Rewrite the entries below so that each "y-tick-label" becomes "y-axis-label", and keep everything else the same.

**DATA SUPPLIED**
════════════════

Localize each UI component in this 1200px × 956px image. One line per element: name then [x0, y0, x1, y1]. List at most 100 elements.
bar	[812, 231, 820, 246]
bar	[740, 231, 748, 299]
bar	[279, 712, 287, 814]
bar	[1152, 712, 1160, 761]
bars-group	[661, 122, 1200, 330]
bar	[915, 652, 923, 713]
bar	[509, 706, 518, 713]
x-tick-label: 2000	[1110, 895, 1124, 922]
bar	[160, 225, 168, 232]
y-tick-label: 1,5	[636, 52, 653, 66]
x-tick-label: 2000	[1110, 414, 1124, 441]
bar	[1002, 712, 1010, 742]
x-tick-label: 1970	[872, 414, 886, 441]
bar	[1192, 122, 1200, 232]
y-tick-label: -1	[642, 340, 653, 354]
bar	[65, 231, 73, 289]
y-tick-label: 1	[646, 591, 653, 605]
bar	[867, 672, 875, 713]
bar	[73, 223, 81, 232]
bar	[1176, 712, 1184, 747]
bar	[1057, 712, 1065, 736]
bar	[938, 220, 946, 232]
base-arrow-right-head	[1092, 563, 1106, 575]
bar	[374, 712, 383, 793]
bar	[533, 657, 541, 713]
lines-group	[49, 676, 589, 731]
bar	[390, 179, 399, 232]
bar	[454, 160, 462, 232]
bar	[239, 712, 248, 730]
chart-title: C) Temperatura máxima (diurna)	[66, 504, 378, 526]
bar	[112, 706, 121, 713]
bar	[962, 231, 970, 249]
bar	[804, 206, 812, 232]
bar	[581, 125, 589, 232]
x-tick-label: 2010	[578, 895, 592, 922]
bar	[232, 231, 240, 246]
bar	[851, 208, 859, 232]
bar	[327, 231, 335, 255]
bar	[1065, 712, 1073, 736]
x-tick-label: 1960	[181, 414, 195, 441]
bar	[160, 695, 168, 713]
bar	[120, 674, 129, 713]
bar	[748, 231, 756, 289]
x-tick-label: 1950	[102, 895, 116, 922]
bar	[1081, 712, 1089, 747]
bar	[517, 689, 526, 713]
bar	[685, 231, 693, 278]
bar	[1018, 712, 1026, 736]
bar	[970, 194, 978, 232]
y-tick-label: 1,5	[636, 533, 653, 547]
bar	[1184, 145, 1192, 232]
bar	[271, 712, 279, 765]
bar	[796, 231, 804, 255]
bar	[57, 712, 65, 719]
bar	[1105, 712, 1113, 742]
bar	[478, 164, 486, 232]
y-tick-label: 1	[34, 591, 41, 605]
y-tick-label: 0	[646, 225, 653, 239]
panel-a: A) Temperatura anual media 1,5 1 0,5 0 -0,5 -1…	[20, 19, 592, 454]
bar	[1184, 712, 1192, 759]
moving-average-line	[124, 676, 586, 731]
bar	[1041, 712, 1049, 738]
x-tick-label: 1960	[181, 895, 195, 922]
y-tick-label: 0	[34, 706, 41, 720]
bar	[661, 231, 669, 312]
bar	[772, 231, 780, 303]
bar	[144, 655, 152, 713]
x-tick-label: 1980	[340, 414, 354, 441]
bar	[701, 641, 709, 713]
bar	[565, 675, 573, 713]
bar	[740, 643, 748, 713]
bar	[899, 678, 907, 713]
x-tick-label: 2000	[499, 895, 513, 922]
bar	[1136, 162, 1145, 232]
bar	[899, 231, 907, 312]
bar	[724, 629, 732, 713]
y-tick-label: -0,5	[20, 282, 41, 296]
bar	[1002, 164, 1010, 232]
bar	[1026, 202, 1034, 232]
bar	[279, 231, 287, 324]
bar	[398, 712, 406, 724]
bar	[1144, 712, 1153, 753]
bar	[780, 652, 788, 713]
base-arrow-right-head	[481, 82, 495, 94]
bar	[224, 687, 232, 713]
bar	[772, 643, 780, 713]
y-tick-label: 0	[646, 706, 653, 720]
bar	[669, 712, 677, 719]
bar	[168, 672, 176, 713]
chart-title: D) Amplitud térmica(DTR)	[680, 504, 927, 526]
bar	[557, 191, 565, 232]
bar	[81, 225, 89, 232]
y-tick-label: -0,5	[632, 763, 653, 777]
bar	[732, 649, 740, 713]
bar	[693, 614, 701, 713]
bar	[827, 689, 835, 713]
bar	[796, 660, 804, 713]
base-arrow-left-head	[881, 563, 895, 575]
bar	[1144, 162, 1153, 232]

════════════════

**THE ANSWER**
Localize each UI component in this 1200px × 956px image. One line per element: name then [x0, y0, x1, y1]. List at most 100 elements.
bar	[812, 231, 820, 246]
bar	[740, 231, 748, 299]
bar	[279, 712, 287, 814]
bar	[1152, 712, 1160, 761]
bars-group	[661, 122, 1200, 330]
bar	[915, 652, 923, 713]
bar	[509, 706, 518, 713]
x-tick-label: 2000	[1110, 895, 1124, 922]
bar	[160, 225, 168, 232]
y-axis-label: 1,5	[636, 52, 653, 66]
x-tick-label: 2000	[1110, 414, 1124, 441]
bar	[1002, 712, 1010, 742]
x-tick-label: 1970	[872, 414, 886, 441]
bar	[1192, 122, 1200, 232]
y-axis-label: -1	[642, 340, 653, 354]
bar	[65, 231, 73, 289]
y-axis-label: 1	[646, 591, 653, 605]
bar	[867, 672, 875, 713]
bar	[73, 223, 81, 232]
bar	[1176, 712, 1184, 747]
bar	[1057, 712, 1065, 736]
bar	[938, 220, 946, 232]
base-arrow-right-head	[1092, 563, 1106, 575]
bar	[374, 712, 383, 793]
bar	[533, 657, 541, 713]
lines-group	[49, 676, 589, 731]
bar	[390, 179, 399, 232]
bar	[454, 160, 462, 232]
bar	[239, 712, 248, 730]
chart-title: C) Temperatura máxima (diurna)	[66, 504, 378, 526]
bar	[112, 706, 121, 713]
bar	[962, 231, 970, 249]
bar	[804, 206, 812, 232]
bar	[581, 125, 589, 232]
x-tick-label: 2010	[578, 895, 592, 922]
bar	[232, 231, 240, 246]
bar	[851, 208, 859, 232]
bar	[327, 231, 335, 255]
bar	[1065, 712, 1073, 736]
x-tick-label: 1960	[181, 414, 195, 441]
bar	[160, 695, 168, 713]
bar	[120, 674, 129, 713]
bar	[748, 231, 756, 289]
x-tick-label: 1950	[102, 895, 116, 922]
bar	[1081, 712, 1089, 747]
bar	[517, 689, 526, 713]
bar	[685, 231, 693, 278]
bar	[1018, 712, 1026, 736]
bar	[970, 194, 978, 232]
y-axis-label: 1,5	[636, 533, 653, 547]
bar	[1184, 145, 1192, 232]
bar	[271, 712, 279, 765]
bar	[796, 231, 804, 255]
bar	[57, 712, 65, 719]
bar	[1105, 712, 1113, 742]
bar	[478, 164, 486, 232]
y-axis-label: 1	[34, 591, 41, 605]
y-axis-label: 0	[646, 225, 653, 239]
panel-a: A) Temperatura anual media 1,5 1 0,5 0 -0,5 -1…	[20, 19, 592, 454]
bar	[1184, 712, 1192, 759]
moving-average-line	[124, 676, 586, 731]
bar	[1041, 712, 1049, 738]
x-tick-label: 1960	[181, 895, 195, 922]
y-axis-label: 0	[34, 706, 41, 720]
bar	[661, 231, 669, 312]
bar	[772, 231, 780, 303]
bar	[144, 655, 152, 713]
x-tick-label: 1980	[340, 414, 354, 441]
bar	[701, 641, 709, 713]
bar	[565, 675, 573, 713]
bar	[740, 643, 748, 713]
bar	[899, 678, 907, 713]
x-tick-label: 2000	[499, 895, 513, 922]
bar	[1136, 162, 1145, 232]
bar	[899, 231, 907, 312]
bar	[724, 629, 732, 713]
y-axis-label: -0,5	[20, 282, 41, 296]
bar	[1002, 164, 1010, 232]
bar	[1026, 202, 1034, 232]
bar	[279, 231, 287, 324]
bar	[398, 712, 406, 724]
bar	[1144, 712, 1153, 753]
bar	[780, 652, 788, 713]
base-arrow-right-head	[481, 82, 495, 94]
bar	[224, 687, 232, 713]
bar	[772, 643, 780, 713]
y-axis-label: 0	[646, 706, 653, 720]
bar	[669, 712, 677, 719]
bar	[168, 672, 176, 713]
chart-title: D) Amplitud térmica(DTR)	[680, 504, 927, 526]
bar	[557, 191, 565, 232]
bar	[81, 225, 89, 232]
y-axis-label: -0,5	[632, 763, 653, 777]
bar	[732, 649, 740, 713]
bar	[693, 614, 701, 713]
bar	[827, 689, 835, 713]
bar	[796, 660, 804, 713]
base-arrow-left-head	[881, 563, 895, 575]
bar	[1144, 162, 1153, 232]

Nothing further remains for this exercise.